[Records from a data collection]
* begin *

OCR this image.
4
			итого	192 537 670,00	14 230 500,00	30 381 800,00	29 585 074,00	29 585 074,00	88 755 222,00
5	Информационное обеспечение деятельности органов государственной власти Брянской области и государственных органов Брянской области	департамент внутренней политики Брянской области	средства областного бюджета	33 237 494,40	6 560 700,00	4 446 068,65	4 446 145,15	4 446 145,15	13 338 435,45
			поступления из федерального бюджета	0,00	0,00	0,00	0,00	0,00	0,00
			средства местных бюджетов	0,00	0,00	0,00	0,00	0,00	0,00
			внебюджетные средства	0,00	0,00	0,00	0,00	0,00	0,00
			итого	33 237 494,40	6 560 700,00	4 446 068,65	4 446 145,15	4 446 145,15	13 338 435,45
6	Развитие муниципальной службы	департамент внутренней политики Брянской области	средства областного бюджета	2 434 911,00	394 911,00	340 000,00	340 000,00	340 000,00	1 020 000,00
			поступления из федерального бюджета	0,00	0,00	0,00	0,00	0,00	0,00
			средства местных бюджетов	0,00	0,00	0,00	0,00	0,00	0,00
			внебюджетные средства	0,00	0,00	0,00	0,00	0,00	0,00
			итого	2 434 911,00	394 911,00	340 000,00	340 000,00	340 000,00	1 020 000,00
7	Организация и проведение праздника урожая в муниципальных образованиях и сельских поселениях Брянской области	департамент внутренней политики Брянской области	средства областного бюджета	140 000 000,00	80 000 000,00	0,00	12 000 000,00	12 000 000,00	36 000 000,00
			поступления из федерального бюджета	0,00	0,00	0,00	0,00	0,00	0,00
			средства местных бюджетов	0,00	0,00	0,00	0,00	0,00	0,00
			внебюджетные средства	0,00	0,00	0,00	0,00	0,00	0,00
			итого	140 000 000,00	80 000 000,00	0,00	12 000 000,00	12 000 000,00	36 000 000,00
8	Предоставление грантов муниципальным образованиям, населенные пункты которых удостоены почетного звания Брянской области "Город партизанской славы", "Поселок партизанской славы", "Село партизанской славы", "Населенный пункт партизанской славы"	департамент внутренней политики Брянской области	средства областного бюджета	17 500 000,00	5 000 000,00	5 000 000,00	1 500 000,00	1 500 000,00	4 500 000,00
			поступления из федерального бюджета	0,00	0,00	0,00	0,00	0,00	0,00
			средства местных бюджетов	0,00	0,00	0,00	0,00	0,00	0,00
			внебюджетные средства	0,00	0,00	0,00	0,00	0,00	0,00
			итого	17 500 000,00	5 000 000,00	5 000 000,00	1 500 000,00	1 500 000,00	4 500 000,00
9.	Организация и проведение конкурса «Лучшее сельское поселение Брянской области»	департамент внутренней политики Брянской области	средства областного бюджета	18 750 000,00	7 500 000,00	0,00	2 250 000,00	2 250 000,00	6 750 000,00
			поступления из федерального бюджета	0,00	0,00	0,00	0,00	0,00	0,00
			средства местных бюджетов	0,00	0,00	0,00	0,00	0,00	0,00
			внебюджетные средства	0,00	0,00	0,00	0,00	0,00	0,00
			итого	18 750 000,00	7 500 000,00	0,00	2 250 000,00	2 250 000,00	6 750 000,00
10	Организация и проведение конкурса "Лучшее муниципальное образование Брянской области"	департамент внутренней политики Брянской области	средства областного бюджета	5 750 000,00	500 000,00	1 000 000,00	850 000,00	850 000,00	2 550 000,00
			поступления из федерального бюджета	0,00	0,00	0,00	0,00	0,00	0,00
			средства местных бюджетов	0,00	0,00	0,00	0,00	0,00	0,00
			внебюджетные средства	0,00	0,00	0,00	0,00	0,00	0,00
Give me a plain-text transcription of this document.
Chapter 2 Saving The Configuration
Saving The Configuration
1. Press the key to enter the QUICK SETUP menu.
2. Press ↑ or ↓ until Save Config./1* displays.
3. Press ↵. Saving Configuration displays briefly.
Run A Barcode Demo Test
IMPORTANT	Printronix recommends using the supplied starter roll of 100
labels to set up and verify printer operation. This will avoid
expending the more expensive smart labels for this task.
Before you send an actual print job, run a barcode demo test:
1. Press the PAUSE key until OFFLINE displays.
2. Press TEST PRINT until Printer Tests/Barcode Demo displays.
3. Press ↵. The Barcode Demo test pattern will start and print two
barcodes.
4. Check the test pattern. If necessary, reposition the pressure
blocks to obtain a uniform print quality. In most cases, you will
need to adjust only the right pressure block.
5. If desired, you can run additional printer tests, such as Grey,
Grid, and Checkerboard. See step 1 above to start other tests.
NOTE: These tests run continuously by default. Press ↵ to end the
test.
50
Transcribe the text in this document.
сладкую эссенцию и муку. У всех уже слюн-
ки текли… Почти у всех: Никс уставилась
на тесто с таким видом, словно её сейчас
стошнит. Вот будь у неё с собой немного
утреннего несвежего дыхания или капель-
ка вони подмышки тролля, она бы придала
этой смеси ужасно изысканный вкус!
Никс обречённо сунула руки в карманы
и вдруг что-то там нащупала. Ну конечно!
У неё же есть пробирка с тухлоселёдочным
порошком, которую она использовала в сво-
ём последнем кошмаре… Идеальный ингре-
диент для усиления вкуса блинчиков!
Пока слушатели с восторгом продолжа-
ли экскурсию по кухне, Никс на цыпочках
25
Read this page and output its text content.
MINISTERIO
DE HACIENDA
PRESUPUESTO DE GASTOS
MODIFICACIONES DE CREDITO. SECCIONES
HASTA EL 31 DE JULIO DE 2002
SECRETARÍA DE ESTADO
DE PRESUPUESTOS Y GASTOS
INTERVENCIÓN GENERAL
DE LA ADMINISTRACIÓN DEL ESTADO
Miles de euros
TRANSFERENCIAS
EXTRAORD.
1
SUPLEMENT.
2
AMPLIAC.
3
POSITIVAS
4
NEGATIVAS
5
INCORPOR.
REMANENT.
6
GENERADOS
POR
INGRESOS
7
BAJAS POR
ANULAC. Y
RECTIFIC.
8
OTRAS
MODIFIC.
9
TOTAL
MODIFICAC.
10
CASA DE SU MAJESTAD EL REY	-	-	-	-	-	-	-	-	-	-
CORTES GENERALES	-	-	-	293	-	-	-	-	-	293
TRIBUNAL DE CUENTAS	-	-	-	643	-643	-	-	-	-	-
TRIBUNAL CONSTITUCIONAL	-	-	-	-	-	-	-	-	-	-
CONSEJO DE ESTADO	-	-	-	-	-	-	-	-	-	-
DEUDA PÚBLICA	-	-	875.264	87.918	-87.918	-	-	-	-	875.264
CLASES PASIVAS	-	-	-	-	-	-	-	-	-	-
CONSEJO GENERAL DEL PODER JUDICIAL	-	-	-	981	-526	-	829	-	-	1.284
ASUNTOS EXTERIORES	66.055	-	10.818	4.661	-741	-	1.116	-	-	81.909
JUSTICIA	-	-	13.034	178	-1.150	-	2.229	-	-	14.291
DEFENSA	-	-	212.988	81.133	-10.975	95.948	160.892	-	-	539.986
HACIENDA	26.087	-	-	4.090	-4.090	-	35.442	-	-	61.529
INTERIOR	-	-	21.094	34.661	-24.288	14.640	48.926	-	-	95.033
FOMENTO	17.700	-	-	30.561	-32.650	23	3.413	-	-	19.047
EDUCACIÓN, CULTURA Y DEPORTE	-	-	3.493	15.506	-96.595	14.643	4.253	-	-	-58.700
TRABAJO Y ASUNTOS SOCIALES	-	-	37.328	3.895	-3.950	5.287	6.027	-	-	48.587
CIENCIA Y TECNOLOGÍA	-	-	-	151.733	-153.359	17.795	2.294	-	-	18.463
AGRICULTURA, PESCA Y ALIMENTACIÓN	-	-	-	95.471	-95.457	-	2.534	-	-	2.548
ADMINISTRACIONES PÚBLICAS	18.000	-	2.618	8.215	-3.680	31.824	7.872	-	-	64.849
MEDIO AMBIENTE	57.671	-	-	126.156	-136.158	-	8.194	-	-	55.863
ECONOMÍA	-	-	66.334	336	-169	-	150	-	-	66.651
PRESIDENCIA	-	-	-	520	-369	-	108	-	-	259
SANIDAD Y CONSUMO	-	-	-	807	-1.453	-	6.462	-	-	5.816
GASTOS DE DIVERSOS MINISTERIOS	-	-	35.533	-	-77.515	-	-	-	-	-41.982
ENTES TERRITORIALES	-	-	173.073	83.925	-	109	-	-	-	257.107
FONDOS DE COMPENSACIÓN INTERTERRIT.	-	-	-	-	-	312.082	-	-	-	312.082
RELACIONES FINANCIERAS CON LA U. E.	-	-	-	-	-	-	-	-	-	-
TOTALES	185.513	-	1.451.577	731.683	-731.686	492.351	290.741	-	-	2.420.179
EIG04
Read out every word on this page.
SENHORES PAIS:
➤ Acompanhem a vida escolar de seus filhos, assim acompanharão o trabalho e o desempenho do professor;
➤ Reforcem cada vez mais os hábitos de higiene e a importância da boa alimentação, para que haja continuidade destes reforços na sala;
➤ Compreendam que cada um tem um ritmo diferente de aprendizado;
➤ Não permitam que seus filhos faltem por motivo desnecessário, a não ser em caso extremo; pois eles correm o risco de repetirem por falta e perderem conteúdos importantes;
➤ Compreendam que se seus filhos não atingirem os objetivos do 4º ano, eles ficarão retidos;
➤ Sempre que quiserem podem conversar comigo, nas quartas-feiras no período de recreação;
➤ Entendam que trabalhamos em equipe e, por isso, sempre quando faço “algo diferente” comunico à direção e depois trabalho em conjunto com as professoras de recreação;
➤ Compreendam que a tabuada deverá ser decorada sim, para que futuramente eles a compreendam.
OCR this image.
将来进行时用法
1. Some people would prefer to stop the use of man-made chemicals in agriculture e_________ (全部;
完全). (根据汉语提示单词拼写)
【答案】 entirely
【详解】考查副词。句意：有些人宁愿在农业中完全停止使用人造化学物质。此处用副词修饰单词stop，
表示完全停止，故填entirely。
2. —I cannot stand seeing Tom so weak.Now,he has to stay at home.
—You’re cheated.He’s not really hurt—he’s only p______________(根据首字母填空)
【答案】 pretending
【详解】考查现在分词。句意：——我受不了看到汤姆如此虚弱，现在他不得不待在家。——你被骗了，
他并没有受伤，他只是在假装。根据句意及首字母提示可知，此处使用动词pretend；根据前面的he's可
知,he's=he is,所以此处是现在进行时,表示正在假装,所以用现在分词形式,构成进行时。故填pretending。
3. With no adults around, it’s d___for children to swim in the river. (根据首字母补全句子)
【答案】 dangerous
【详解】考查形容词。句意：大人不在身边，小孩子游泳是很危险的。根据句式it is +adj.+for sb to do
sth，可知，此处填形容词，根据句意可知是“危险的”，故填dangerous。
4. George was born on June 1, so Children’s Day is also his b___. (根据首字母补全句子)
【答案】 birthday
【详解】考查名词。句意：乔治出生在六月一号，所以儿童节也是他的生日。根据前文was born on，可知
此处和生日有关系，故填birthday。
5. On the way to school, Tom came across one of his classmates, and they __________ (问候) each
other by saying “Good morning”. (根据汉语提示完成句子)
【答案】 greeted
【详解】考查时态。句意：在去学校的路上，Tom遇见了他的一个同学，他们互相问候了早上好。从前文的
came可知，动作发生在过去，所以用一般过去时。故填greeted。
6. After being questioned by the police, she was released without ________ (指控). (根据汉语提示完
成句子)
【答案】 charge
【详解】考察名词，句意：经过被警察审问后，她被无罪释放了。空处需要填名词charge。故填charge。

* end *

> Exercise prompt:
Go through the entries and return each line where the word "seus" appears.

> Correct result:
➤ Acompanhem a vida escolar de seus filhos, assim acompanharão o trabalho e o desempenho do professor;
➤ Não permitam que seus filhos faltem por motivo desnecessário, a não ser em caso extremo; pois eles correm o risco de repetirem por falta e perderem conteúdos importantes;
➤ Compreendam que se seus filhos não atingirem os objetivos do 4º ano, eles ficarão retidos;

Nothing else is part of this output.